What is asked - Gather from the listing below each line that includes the word "Test", and copy it.

Information given -
────────────────────────────────────────

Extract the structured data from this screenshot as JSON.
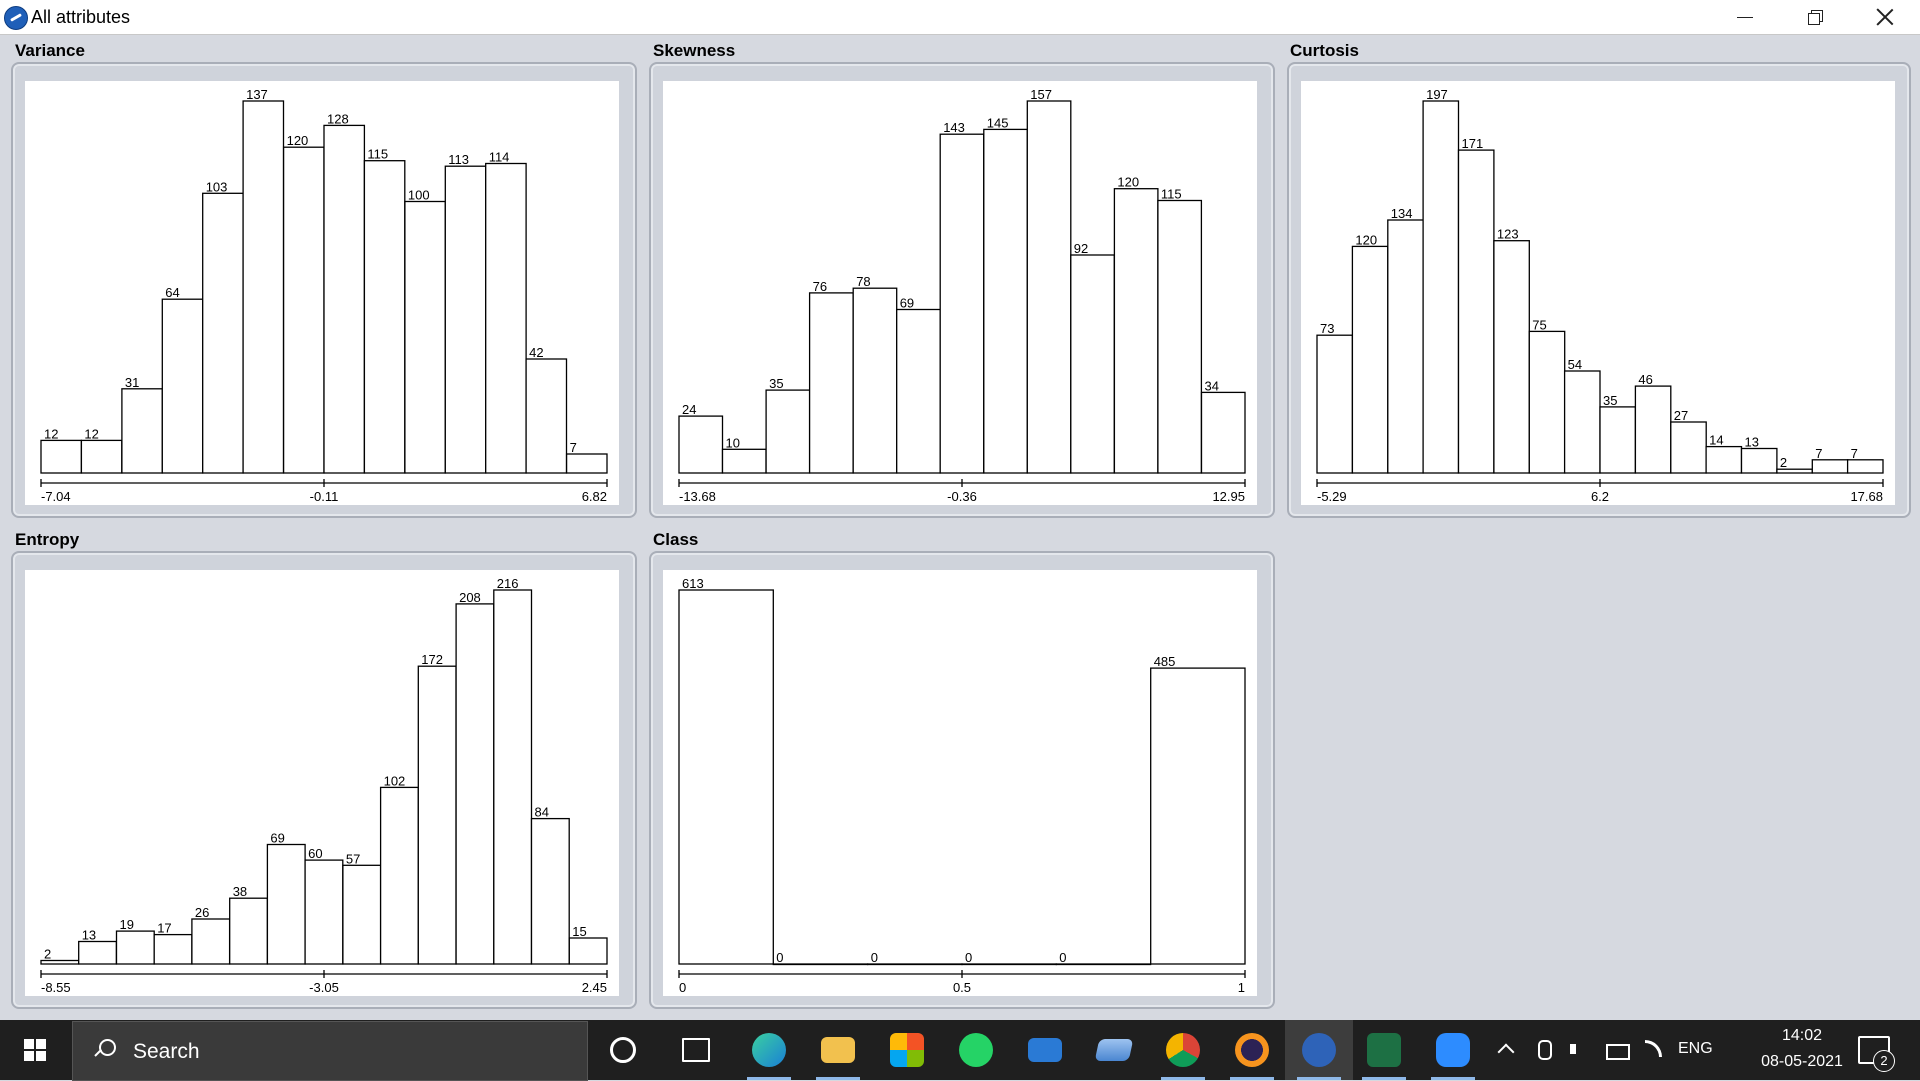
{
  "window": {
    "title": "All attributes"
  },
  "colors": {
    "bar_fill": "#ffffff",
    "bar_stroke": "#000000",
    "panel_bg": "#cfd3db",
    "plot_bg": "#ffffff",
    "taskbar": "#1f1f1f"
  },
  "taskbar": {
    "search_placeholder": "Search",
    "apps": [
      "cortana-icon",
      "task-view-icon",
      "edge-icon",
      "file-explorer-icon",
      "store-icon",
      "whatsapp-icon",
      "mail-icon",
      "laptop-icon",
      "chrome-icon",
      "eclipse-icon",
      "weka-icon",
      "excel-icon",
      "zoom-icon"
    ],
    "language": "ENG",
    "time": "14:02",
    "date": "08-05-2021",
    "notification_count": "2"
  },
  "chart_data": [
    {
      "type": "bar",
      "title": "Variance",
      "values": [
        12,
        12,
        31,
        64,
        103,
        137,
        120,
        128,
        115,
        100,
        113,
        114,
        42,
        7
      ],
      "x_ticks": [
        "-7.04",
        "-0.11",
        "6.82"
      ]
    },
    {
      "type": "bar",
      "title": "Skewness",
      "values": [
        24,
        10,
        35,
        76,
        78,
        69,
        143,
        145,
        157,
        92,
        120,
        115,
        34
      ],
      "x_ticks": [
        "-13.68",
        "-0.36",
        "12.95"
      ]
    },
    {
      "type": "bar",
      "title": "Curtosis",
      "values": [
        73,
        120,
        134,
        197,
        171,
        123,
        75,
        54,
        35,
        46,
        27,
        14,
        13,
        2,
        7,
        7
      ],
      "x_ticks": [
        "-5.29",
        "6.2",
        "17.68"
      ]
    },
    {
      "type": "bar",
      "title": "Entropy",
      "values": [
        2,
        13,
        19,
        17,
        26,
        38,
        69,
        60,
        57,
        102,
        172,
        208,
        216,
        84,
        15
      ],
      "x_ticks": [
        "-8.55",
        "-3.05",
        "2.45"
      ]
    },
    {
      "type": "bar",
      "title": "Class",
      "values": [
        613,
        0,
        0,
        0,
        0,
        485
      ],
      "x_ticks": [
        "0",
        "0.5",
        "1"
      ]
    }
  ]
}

────────────────────────────────────────

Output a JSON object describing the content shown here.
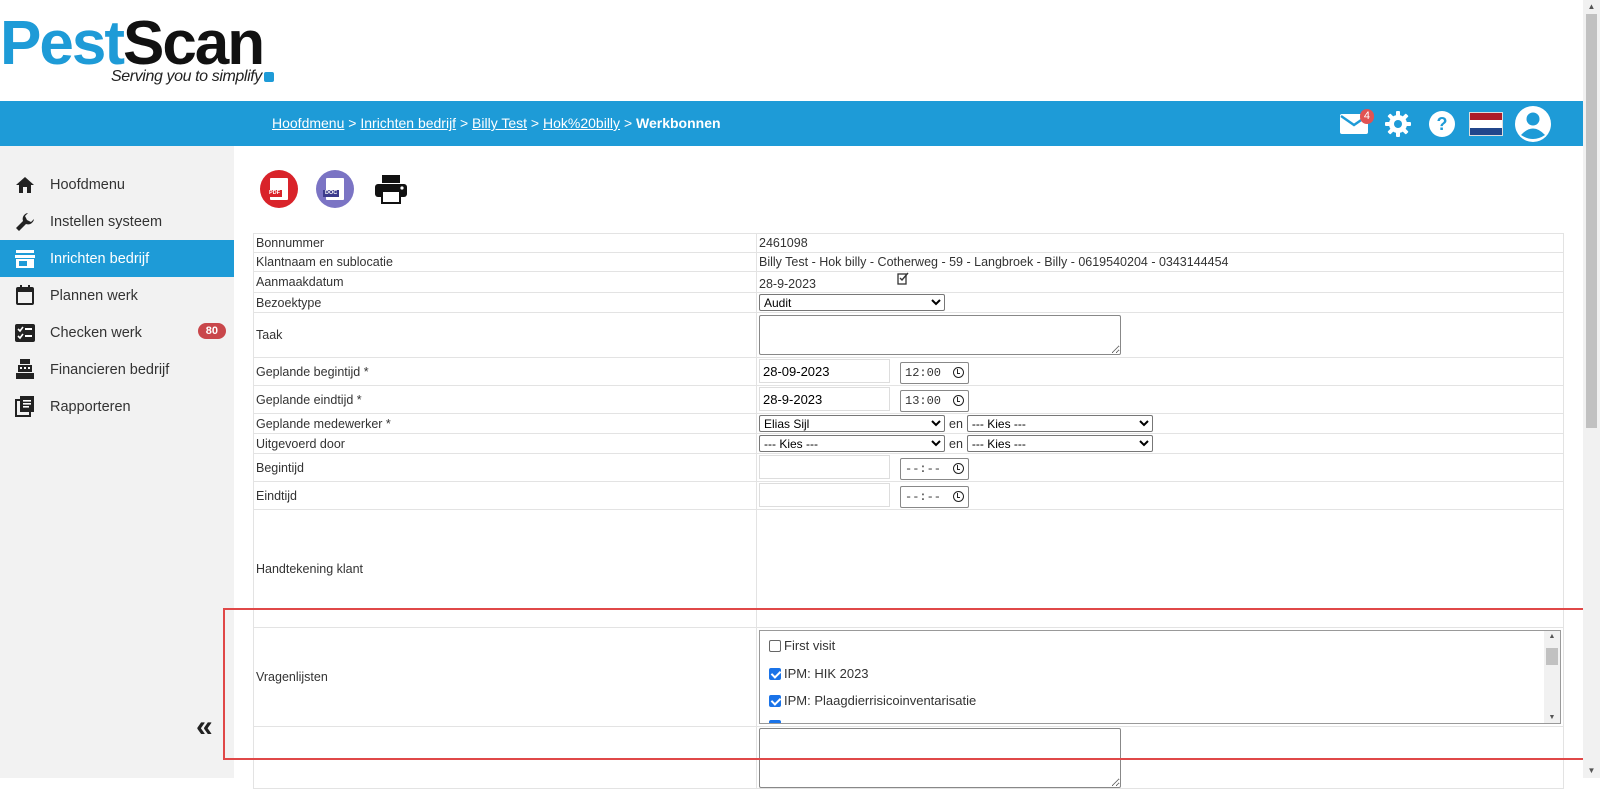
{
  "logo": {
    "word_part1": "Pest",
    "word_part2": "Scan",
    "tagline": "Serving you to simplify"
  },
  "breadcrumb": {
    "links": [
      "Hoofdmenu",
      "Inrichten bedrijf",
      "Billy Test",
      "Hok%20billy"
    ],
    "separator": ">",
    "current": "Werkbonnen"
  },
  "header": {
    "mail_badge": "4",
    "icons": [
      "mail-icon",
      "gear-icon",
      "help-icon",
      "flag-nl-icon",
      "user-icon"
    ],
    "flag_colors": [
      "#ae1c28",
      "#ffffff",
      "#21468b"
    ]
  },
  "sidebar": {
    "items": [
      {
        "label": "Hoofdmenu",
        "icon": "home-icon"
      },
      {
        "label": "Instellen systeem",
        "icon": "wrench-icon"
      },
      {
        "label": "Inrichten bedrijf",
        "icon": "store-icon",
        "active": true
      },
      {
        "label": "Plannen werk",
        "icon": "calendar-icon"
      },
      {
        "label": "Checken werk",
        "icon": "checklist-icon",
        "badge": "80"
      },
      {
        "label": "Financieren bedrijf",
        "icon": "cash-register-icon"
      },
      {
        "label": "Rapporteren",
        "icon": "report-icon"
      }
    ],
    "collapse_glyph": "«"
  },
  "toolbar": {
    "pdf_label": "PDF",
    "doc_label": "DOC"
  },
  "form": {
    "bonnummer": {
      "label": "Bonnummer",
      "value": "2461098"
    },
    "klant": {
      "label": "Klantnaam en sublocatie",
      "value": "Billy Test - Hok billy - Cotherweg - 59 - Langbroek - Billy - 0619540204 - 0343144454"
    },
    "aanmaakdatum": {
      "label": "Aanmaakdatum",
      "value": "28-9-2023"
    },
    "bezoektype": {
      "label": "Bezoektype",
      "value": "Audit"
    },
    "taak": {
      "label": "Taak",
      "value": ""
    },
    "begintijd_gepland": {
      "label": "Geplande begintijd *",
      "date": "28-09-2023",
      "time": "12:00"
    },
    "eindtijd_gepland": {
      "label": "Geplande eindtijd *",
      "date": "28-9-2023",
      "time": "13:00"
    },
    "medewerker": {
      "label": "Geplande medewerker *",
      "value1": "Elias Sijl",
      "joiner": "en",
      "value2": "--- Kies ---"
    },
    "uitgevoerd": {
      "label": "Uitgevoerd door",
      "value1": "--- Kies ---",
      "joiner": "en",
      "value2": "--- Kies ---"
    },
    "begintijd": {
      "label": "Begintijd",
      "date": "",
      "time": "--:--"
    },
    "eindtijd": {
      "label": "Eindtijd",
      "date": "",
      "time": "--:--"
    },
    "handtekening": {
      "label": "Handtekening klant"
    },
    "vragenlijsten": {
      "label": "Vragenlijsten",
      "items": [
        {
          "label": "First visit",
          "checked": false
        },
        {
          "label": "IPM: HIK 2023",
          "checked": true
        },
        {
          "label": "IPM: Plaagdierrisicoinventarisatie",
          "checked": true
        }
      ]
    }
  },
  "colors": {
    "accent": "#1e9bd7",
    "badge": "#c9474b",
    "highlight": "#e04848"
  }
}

────────────────────────────────────────

Final result -
      "Billy Test",
      "value": "Billy Test - Hok billy - Cotherweg - 59 - Langbroek - Billy - 0619540204 - 0343144454"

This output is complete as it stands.